(Saved data entries)
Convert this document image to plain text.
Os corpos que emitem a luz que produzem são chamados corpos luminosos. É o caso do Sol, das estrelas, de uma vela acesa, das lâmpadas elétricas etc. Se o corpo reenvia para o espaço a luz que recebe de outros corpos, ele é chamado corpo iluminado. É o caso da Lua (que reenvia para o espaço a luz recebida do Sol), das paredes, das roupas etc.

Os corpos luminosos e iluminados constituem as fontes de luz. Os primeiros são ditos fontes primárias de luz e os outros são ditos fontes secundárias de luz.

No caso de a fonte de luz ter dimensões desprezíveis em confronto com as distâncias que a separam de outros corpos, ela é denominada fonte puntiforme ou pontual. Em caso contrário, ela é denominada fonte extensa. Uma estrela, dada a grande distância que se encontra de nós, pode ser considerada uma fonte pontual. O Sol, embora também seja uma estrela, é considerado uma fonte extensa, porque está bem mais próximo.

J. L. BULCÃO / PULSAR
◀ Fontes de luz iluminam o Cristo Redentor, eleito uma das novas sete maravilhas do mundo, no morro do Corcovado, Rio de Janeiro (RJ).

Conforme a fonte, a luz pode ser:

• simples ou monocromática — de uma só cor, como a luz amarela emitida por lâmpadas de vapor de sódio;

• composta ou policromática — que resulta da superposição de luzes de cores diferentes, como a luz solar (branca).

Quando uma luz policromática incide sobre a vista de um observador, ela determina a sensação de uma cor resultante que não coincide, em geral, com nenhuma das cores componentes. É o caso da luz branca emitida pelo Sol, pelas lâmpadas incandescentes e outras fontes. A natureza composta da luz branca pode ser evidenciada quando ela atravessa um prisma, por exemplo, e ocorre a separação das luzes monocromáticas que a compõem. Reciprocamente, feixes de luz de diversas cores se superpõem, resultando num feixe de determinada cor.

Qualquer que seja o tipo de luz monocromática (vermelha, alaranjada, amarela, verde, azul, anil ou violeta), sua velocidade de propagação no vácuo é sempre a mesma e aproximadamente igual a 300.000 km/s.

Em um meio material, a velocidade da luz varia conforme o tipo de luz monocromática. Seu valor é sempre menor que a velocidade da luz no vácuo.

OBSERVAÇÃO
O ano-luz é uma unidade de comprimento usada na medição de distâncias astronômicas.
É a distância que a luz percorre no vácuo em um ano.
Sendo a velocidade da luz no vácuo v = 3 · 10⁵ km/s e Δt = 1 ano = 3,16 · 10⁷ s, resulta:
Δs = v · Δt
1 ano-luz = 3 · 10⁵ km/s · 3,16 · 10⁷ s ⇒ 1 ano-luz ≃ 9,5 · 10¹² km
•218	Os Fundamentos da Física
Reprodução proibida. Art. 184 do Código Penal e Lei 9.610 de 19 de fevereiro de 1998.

_Instruction:_
Output each record exactly, leaving nothing out.

_Solution for this exercise:_
Convert this document image to plain text.
Os corpos que emitem a luz que produzem são chamados corpos luminosos. É o caso do Sol, das estrelas, de uma vela acesa, das lâmpadas elétricas etc. Se o corpo reenvia para o espaço a luz que recebe de outros corpos, ele é chamado corpo iluminado. É o caso da Lua (que reenvia para o espaço a luz recebida do Sol), das paredes, das roupas etc.

Os corpos luminosos e iluminados constituem as fontes de luz. Os primeiros são ditos fontes primárias de luz e os outros são ditos fontes secundárias de luz.

No caso de a fonte de luz ter dimensões desprezíveis em confronto com as distâncias que a separam de outros corpos, ela é denominada fonte puntiforme ou pontual. Em caso contrário, ela é denominada fonte extensa. Uma estrela, dada a grande distância que se encontra de nós, pode ser considerada uma fonte pontual. O Sol, embora também seja uma estrela, é considerado uma fonte extensa, porque está bem mais próximo.

J. L. BULCÃO / PULSAR
◀ Fontes de luz iluminam o Cristo Redentor, eleito uma das novas sete maravilhas do mundo, no morro do Corcovado, Rio de Janeiro (RJ).

Conforme a fonte, a luz pode ser:

• simples ou monocromática — de uma só cor, como a luz amarela emitida por lâmpadas de vapor de sódio;

• composta ou policromática — que resulta da superposição de luzes de cores diferentes, como a luz solar (branca).

Quando uma luz policromática incide sobre a vista de um observador, ela determina a sensação de uma cor resultante que não coincide, em geral, com nenhuma das cores componentes. É o caso da luz branca emitida pelo Sol, pelas lâmpadas incandescentes e outras fontes. A natureza composta da luz branca pode ser evidenciada quando ela atravessa um prisma, por exemplo, e ocorre a separação das luzes monocromáticas que a compõem. Reciprocamente, feixes de luz de diversas cores se superpõem, resultando num feixe de determinada cor.

Qualquer que seja o tipo de luz monocromática (vermelha, alaranjada, amarela, verde, azul, anil ou violeta), sua velocidade de propagação no vácuo é sempre a mesma e aproximadamente igual a 300.000 km/s.

Em um meio material, a velocidade da luz varia conforme o tipo de luz monocromática. Seu valor é sempre menor que a velocidade da luz no vácuo.

OBSERVAÇÃO
O ano-luz é uma unidade de comprimento usada na medição de distâncias astronômicas.
É a distância que a luz percorre no vácuo em um ano.
Sendo a velocidade da luz no vácuo v = 3 · 10⁵ km/s e Δt = 1 ano = 3,16 · 10⁷ s, resulta:
Δs = v · Δt
1 ano-luz = 3 · 10⁵ km/s · 3,16 · 10⁷ s ⇒ 1 ano-luz ≃ 9,5 · 10¹² km
•218	Os Fundamentos da Física
Reprodução proibida. Art. 184 do Código Penal e Lei 9.610 de 19 de fevereiro de 1998.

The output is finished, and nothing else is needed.